LISTED RECORDS:
+---+

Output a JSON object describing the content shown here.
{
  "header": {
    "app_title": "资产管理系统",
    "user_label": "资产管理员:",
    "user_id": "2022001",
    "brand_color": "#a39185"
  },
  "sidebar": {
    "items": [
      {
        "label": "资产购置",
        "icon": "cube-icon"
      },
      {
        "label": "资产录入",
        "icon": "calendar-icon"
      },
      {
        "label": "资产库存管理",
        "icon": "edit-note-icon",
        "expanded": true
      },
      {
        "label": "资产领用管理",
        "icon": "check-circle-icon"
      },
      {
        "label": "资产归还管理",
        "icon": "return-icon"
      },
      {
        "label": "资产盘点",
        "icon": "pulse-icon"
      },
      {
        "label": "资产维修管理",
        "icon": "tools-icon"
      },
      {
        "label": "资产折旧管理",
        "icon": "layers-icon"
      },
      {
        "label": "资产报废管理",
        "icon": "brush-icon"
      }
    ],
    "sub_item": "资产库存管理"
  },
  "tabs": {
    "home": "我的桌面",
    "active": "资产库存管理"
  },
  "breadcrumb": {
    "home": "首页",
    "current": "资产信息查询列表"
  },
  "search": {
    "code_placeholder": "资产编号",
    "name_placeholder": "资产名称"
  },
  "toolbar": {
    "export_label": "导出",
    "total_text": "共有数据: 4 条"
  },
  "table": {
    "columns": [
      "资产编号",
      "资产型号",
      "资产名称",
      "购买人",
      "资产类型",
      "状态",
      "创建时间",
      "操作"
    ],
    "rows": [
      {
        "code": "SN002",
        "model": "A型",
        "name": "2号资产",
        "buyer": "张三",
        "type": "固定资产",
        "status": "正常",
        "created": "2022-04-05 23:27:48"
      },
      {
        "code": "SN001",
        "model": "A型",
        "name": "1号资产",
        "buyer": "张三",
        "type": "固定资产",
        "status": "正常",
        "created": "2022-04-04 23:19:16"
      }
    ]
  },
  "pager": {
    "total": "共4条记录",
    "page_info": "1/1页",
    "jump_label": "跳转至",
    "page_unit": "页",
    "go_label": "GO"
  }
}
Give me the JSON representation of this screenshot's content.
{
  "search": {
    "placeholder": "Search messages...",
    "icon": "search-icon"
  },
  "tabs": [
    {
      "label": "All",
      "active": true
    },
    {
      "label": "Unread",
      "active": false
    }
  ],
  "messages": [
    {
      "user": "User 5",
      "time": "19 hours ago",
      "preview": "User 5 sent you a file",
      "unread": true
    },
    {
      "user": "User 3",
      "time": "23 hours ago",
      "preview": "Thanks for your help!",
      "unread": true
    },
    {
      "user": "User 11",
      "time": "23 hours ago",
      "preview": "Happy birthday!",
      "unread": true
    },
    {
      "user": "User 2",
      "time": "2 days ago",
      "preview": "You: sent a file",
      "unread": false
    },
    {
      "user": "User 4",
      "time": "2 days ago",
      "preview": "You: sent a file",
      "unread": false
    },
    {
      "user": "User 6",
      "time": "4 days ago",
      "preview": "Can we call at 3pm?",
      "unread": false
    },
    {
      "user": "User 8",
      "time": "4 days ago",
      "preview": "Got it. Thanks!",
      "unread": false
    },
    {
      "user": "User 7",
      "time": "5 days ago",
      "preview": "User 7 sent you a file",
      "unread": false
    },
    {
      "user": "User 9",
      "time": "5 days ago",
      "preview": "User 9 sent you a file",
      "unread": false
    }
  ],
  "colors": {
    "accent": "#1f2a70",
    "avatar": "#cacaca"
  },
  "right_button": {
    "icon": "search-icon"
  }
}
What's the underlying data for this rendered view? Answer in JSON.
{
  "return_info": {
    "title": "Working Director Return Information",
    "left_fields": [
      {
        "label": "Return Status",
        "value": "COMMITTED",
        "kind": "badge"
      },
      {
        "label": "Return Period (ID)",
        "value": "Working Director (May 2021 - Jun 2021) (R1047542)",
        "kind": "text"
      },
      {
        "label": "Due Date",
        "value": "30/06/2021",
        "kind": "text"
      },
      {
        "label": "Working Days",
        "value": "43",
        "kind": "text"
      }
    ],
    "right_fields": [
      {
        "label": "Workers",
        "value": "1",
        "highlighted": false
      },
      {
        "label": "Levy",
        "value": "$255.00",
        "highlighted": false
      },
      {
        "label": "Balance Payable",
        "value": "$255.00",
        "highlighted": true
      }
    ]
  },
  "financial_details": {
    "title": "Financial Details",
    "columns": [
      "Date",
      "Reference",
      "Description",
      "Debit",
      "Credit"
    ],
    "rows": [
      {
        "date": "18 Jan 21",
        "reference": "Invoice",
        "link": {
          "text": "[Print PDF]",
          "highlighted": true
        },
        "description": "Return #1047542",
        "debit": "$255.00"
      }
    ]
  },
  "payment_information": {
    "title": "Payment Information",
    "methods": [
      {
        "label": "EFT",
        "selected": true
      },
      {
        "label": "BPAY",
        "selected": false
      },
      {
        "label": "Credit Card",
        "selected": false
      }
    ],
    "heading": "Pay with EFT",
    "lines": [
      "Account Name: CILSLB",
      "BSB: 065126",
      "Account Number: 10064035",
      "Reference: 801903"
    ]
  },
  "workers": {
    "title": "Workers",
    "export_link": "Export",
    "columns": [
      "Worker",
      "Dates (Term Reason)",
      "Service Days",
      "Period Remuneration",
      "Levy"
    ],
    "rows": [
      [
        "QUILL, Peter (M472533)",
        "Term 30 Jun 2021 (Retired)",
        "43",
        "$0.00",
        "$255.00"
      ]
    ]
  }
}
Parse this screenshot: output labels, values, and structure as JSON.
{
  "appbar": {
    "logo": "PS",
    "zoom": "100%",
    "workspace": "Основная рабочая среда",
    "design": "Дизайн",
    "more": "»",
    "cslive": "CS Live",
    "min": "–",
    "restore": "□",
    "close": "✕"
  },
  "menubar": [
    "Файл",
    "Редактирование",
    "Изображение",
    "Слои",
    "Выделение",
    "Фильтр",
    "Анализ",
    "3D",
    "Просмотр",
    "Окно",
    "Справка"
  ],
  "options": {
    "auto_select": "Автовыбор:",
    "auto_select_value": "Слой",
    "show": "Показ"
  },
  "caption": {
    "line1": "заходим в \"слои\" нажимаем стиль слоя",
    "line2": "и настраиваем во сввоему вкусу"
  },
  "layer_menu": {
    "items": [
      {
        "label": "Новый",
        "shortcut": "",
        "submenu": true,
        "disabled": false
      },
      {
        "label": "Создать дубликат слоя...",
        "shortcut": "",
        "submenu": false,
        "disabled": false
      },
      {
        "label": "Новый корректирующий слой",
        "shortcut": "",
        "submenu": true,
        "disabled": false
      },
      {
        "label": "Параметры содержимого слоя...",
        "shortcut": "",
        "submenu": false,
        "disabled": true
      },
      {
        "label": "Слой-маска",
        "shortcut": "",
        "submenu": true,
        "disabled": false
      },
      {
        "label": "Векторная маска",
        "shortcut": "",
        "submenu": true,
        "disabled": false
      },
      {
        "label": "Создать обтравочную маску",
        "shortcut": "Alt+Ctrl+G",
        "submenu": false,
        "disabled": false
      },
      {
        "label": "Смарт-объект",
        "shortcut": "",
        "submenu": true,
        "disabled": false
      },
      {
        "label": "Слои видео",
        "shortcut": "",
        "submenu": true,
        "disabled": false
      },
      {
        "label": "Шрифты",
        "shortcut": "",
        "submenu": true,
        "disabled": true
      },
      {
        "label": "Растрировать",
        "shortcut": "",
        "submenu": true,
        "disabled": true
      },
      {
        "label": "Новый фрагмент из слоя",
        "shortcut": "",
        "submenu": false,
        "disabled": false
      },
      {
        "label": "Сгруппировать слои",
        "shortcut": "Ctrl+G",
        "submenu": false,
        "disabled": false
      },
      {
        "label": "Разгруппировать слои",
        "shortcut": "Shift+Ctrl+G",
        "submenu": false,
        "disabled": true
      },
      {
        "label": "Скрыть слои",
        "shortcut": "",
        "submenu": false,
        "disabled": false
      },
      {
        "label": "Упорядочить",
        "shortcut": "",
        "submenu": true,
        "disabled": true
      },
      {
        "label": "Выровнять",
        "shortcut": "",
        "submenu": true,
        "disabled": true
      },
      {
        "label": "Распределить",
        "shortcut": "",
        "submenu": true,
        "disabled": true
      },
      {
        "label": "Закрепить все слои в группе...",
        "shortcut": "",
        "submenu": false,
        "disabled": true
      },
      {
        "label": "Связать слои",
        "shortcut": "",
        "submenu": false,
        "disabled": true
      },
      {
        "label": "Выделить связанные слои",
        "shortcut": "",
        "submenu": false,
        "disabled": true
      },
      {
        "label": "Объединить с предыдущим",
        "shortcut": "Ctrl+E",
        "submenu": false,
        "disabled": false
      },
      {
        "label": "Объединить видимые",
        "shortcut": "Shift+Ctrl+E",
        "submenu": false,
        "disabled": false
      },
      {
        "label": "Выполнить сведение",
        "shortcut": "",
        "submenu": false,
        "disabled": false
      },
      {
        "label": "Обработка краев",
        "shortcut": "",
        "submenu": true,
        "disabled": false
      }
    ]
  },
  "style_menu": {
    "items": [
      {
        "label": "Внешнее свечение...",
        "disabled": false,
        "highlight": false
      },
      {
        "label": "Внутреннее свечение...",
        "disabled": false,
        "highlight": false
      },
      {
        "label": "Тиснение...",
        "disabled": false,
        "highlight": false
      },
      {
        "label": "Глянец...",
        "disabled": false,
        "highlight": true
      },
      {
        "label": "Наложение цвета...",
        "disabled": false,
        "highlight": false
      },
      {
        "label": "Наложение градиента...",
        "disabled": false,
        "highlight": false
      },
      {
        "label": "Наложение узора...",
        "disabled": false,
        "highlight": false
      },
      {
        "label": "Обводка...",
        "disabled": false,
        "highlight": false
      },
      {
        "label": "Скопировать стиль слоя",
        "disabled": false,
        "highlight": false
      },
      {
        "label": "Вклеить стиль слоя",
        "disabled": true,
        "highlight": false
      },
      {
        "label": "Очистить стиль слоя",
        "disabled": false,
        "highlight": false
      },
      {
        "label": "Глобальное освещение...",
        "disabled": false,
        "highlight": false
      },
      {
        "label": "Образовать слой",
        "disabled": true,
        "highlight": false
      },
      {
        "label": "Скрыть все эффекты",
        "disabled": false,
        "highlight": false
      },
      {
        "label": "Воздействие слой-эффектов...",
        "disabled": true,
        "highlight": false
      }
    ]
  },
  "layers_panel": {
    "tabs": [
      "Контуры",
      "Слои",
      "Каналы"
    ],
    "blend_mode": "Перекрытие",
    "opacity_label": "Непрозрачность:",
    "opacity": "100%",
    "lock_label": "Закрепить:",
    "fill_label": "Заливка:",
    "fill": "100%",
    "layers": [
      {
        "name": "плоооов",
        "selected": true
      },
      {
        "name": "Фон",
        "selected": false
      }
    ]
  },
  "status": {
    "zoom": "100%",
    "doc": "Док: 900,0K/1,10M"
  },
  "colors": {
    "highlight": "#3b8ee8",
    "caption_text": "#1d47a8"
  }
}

+---+

Within the listing above, find every line containing the string "Создать" and return it.

CORRECT RESULT:
        "label": "Создать дубликат слоя...",
        "label": "Создать обтравочную маску",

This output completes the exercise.